* _Data shown_
┏━━
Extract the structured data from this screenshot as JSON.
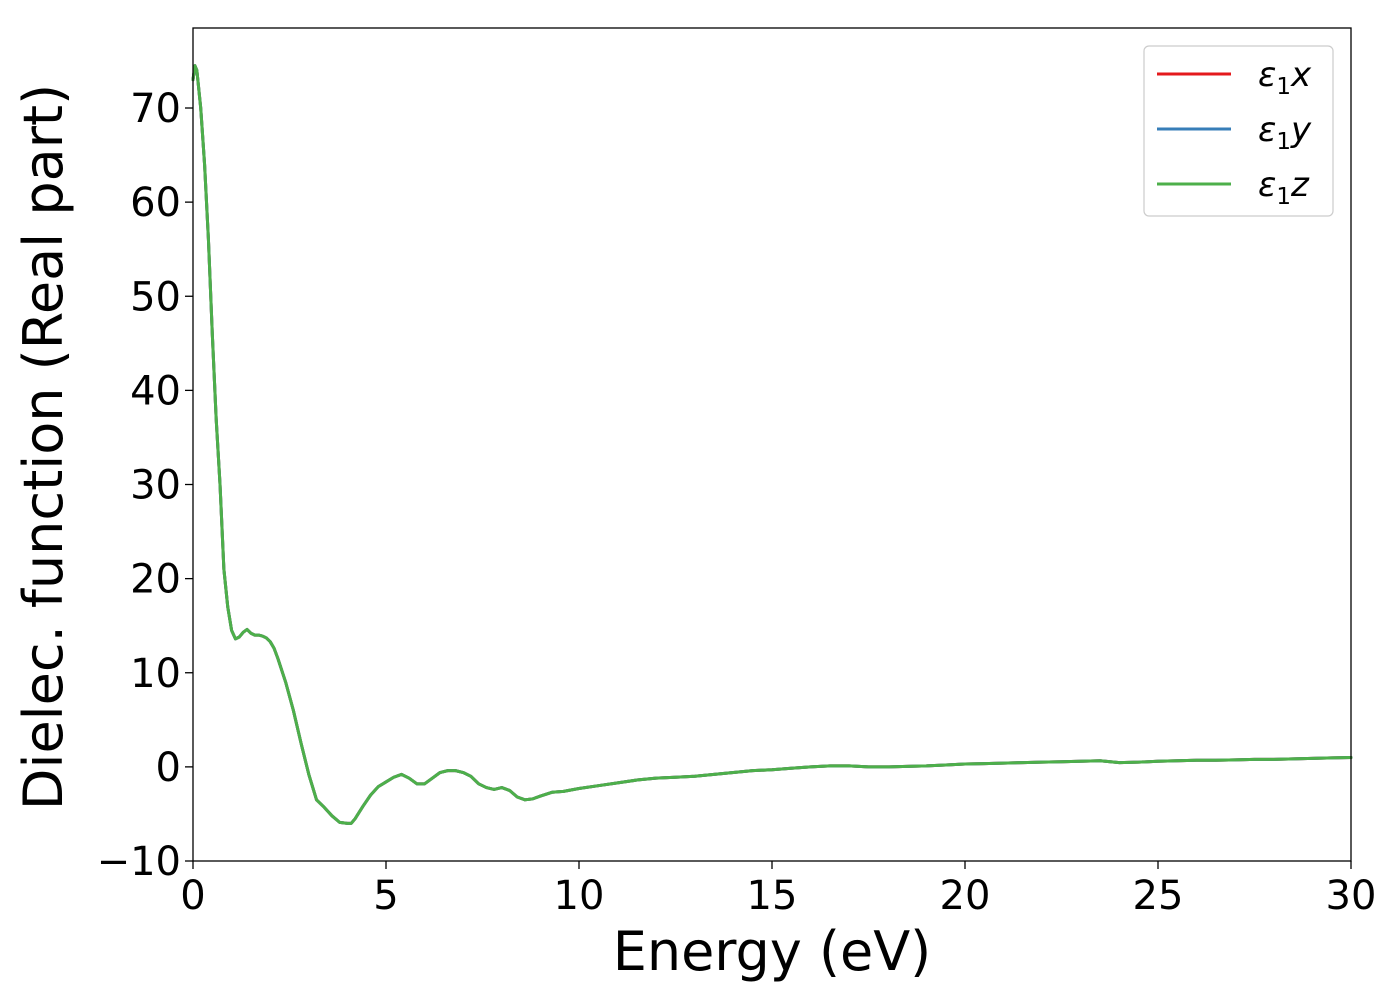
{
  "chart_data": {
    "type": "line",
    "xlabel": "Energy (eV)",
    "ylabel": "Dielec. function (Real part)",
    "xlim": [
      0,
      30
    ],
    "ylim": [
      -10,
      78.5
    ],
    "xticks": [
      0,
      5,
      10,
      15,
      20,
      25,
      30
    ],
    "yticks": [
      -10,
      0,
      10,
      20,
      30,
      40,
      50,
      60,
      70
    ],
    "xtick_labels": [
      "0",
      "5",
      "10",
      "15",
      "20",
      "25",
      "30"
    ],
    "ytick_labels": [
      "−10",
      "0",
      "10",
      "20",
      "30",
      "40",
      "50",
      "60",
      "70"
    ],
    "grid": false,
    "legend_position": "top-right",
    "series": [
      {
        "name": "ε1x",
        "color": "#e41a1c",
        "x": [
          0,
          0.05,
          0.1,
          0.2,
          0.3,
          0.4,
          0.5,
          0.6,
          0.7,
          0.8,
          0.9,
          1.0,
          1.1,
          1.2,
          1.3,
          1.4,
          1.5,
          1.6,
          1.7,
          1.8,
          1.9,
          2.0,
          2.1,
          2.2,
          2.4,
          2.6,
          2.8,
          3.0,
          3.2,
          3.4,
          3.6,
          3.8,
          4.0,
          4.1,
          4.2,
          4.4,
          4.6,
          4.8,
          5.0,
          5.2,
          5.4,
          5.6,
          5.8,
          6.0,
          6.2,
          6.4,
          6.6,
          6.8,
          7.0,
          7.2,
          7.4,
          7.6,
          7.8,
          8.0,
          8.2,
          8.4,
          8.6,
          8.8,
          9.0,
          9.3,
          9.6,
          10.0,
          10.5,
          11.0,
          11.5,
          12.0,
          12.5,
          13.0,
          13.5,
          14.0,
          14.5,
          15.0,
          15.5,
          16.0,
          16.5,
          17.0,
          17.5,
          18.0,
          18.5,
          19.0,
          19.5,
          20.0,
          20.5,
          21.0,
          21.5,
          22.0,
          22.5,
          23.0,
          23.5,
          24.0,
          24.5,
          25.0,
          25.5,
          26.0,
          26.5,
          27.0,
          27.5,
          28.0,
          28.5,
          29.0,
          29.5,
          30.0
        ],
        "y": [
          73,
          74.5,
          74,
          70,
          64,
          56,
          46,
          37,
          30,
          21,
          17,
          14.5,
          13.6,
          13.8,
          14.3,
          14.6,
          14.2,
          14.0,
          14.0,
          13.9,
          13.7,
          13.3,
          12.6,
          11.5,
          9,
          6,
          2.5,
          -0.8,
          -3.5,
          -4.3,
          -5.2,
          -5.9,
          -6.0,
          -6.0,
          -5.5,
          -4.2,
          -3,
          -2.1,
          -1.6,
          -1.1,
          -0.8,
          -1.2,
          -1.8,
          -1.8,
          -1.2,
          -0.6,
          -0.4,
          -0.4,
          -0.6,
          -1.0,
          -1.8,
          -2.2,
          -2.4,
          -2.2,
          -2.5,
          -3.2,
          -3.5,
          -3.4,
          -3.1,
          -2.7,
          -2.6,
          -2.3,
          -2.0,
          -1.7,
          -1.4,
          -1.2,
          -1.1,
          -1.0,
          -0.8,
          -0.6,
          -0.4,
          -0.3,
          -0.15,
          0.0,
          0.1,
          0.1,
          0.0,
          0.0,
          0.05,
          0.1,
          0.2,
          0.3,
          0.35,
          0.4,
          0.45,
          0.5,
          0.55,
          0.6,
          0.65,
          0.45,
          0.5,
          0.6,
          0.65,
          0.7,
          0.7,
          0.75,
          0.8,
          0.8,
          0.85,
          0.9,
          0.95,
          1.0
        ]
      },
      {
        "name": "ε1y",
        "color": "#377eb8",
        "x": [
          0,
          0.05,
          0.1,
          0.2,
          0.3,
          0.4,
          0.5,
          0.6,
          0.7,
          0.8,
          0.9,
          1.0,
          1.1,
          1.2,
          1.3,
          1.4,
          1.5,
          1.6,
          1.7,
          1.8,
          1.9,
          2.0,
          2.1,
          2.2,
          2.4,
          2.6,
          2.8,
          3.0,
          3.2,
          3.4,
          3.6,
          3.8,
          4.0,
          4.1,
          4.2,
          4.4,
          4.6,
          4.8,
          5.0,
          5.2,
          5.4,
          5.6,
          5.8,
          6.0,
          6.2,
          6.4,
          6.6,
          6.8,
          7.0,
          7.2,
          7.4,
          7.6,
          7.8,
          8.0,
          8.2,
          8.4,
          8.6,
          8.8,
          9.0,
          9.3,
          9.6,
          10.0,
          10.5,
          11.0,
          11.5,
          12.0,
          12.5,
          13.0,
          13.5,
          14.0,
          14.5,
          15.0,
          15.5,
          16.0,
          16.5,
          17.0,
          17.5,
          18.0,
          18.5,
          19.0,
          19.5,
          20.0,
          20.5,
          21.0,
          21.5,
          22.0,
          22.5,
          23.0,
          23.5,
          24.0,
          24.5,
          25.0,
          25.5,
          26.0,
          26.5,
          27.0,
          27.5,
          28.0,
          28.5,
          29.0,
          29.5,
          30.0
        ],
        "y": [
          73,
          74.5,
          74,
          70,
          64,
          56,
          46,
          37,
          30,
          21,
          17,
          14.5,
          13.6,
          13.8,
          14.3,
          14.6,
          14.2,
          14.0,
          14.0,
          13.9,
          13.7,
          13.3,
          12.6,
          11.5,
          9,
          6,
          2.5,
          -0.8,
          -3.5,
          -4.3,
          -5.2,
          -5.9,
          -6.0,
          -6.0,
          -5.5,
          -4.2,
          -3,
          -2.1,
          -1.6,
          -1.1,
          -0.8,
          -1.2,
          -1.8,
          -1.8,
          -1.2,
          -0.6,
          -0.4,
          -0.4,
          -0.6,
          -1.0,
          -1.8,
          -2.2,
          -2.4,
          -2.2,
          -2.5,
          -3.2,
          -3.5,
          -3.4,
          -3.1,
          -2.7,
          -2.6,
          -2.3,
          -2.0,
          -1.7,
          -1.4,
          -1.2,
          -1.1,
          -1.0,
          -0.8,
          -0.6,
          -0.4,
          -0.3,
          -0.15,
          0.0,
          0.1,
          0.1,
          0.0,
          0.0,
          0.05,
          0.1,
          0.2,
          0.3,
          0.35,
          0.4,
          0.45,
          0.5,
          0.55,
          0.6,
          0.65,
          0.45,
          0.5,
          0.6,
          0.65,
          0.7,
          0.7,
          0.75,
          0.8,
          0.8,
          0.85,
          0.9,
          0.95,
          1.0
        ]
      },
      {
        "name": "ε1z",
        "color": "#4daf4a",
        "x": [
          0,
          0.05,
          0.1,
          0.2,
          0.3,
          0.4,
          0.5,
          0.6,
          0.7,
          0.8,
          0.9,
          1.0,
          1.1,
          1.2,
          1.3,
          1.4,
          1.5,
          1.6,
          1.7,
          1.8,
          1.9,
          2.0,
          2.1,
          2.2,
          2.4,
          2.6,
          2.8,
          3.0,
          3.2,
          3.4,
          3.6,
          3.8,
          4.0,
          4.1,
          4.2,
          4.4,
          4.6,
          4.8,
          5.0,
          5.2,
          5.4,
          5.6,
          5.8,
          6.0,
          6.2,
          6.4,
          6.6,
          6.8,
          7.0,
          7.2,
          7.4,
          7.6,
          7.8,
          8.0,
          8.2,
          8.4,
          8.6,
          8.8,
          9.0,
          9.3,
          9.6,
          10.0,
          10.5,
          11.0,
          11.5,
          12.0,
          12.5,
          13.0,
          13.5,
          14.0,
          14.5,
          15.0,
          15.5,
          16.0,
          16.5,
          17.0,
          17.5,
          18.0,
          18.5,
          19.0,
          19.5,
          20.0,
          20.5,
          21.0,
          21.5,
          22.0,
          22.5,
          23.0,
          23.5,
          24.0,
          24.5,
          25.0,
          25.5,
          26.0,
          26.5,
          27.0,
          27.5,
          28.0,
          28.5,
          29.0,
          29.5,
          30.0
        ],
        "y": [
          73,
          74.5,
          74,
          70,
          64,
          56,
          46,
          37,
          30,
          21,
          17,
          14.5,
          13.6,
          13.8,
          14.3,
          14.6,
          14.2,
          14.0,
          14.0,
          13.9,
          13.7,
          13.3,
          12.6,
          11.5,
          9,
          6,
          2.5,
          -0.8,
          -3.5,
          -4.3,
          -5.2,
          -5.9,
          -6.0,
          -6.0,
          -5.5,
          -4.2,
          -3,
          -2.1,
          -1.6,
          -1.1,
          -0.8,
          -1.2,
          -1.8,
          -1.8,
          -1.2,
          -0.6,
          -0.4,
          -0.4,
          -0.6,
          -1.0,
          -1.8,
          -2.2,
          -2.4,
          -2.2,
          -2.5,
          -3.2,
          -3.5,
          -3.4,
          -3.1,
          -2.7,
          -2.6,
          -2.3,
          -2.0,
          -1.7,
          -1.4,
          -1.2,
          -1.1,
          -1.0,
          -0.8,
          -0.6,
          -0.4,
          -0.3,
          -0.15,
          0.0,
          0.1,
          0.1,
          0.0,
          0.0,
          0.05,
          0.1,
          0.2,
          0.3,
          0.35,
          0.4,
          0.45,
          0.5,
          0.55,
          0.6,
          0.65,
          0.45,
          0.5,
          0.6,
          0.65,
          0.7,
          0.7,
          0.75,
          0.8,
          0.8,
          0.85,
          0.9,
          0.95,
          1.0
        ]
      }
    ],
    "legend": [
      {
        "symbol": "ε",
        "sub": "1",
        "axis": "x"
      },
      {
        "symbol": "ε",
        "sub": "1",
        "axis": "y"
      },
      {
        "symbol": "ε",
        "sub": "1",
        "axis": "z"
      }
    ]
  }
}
┗━━
┏━━
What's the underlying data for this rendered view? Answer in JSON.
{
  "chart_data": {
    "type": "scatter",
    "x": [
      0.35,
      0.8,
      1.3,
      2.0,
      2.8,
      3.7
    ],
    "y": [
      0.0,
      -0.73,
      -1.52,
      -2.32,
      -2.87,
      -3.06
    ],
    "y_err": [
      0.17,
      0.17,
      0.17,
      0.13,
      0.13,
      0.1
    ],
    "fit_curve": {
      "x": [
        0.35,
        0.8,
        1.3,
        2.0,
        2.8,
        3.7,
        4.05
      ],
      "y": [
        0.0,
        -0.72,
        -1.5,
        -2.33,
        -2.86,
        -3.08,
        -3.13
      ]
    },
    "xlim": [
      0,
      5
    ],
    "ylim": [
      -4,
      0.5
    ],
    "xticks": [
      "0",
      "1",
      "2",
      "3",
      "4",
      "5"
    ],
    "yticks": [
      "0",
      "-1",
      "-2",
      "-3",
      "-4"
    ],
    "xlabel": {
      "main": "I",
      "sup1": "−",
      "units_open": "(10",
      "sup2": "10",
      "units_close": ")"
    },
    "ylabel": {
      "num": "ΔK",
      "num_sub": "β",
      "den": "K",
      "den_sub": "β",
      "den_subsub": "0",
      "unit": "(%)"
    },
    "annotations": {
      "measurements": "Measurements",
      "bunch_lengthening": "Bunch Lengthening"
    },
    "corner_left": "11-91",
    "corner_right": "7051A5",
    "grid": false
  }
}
┗━━
* _Stated exercise_
Go through the listing above and pull out each line containing the word "this".

* _Solution below_
Extract the structured data from this screenshot as JSON.
What's the underlying data for this rendered view? Answer in JSON.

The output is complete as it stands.